(Given exercise)
Copy only the entries from the line containing "marker [239,342,252,355]" through the line containing "marker [159,394,171,407]", substituting "x-axis-label" for each "x-tick-label" and leaving everything else unchanged.

(Given entries)
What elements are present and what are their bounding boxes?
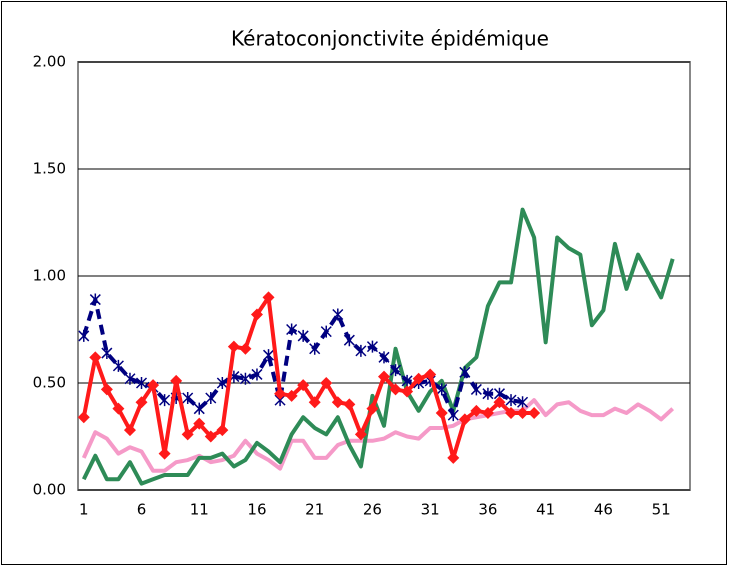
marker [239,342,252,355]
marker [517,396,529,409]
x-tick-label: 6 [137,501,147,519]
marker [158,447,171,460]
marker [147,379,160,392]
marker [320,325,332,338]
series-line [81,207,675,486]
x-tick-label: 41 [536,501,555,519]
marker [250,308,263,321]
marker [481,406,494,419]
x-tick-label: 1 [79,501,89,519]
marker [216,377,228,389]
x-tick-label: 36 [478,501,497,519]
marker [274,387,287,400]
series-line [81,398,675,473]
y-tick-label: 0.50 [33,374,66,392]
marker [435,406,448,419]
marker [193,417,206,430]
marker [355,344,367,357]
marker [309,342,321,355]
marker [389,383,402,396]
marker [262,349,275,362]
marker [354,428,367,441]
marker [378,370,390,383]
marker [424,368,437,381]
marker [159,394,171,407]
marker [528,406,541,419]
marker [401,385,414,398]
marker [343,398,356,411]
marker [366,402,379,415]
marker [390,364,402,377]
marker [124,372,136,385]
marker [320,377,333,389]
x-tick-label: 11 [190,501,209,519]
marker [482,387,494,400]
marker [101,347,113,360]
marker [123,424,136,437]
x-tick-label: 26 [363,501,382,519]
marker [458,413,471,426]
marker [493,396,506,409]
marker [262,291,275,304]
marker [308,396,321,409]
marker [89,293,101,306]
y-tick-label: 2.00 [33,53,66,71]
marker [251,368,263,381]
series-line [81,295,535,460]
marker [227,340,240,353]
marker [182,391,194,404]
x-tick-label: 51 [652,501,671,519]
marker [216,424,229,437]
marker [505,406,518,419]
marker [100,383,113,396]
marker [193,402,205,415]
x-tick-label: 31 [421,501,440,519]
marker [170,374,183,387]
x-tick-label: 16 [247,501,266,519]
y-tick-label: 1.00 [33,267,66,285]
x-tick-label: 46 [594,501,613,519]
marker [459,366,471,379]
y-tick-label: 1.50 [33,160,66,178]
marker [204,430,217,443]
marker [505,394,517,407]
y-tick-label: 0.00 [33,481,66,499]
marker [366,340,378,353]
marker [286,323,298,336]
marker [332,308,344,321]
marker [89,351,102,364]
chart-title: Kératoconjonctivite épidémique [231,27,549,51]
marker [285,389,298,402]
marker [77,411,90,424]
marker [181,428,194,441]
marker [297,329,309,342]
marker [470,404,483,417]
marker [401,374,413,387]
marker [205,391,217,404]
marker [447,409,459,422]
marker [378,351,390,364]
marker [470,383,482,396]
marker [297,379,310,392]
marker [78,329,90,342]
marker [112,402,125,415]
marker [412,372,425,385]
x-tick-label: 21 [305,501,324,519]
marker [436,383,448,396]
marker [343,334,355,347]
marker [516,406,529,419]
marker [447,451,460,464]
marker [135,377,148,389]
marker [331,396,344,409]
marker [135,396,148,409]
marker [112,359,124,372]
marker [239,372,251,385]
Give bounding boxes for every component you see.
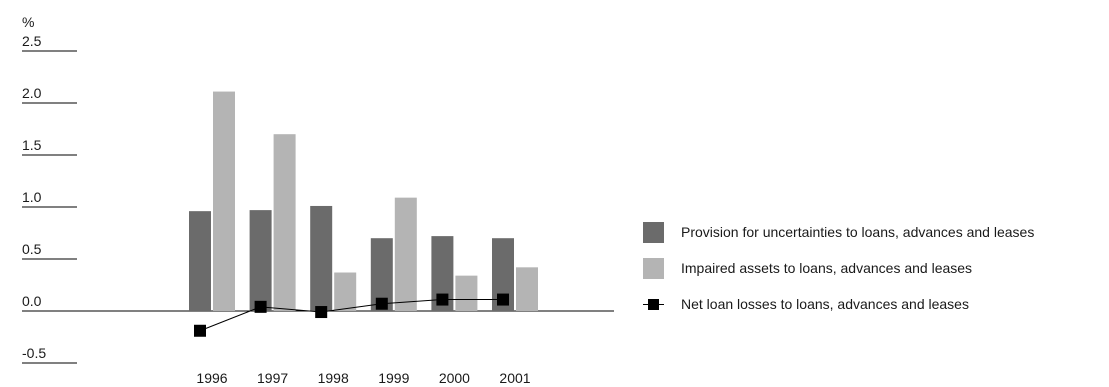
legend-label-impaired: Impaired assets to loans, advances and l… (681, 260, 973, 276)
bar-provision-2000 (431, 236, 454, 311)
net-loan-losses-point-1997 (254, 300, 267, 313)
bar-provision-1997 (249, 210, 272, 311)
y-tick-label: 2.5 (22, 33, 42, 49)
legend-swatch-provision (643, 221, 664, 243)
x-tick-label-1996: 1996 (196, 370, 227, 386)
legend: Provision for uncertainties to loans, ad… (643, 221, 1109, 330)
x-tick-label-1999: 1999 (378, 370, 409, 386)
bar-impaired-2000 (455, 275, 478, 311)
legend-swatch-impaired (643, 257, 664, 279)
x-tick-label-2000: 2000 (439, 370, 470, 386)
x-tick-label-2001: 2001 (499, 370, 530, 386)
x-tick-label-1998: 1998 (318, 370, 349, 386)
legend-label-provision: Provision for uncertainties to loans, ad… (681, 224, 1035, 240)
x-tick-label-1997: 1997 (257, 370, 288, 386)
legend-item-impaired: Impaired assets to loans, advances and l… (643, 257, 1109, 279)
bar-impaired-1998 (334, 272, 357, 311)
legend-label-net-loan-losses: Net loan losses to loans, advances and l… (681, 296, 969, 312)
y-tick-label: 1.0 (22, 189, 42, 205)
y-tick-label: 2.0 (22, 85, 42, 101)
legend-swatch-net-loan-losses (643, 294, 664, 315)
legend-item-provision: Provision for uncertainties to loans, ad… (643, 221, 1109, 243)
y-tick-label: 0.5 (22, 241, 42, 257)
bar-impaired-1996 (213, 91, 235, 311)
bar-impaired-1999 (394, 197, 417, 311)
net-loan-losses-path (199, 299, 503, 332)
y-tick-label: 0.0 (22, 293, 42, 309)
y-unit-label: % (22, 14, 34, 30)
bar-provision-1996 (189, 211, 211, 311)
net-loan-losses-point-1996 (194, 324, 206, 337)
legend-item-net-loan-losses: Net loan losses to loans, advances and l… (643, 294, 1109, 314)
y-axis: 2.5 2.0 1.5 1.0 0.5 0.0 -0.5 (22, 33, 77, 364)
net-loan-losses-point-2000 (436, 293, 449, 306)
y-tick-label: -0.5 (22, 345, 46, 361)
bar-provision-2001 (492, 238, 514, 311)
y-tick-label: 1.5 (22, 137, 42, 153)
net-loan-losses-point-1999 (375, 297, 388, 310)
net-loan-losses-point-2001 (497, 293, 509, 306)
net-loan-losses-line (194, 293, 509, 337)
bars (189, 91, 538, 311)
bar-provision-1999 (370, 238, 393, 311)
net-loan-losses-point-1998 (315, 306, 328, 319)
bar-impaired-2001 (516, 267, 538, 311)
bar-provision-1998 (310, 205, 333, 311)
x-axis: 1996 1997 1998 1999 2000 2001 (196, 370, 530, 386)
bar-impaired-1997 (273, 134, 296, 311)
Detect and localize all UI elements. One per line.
* * *
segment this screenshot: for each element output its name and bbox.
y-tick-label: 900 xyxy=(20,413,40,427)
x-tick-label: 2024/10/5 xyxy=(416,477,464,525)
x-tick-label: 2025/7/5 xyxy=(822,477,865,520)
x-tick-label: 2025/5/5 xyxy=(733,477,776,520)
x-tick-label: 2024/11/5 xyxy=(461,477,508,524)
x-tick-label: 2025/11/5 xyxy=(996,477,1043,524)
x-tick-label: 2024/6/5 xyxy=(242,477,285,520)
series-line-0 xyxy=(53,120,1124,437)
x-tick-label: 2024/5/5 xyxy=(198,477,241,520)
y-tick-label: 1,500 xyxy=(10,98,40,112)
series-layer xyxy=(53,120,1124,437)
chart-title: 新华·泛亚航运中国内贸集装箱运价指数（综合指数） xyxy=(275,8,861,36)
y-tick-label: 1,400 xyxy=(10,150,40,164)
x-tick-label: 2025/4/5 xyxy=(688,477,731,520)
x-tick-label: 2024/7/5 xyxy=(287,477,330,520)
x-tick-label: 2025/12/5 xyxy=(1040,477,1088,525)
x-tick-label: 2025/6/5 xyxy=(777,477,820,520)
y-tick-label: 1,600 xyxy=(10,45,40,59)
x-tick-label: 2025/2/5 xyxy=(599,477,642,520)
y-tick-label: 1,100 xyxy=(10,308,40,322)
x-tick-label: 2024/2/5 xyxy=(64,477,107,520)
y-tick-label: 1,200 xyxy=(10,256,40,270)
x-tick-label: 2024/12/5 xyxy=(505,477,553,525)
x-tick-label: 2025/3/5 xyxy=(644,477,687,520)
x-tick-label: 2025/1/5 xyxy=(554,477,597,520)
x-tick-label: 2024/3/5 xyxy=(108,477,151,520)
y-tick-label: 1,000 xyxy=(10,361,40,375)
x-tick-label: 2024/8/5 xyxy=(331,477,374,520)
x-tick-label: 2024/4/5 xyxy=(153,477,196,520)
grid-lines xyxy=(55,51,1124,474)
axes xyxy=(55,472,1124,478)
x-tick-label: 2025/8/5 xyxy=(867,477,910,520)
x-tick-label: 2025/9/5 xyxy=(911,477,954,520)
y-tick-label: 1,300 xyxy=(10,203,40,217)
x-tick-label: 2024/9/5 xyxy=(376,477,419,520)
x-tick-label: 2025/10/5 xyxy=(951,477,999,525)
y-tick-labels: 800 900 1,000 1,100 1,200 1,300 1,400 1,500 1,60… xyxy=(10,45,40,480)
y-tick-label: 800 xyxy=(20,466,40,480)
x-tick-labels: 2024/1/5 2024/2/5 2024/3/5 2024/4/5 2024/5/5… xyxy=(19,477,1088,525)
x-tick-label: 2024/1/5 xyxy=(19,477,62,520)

(Reply to the exercise)
marker [239,342,252,355]
marker [517,396,529,409]
x-axis-label: 6 [137,501,147,519]
marker [158,447,171,460]
marker [147,379,160,392]
marker [320,325,332,338]
series-line [81,207,675,486]
x-axis-label: 41 [536,501,555,519]
marker [250,308,263,321]
marker [481,406,494,419]
x-axis-label: 1 [79,501,89,519]
marker [216,377,228,389]
x-axis-label: 36 [478,501,497,519]
marker [274,387,287,400]
series-line [81,398,675,473]
y-tick-label: 0.50 [33,374,66,392]
marker [435,406,448,419]
marker [193,417,206,430]
marker [355,344,367,357]
marker [309,342,321,355]
marker [389,383,402,396]
marker [262,349,275,362]
marker [354,428,367,441]
marker [378,370,390,383]
marker [424,368,437,381]
marker [159,394,171,407]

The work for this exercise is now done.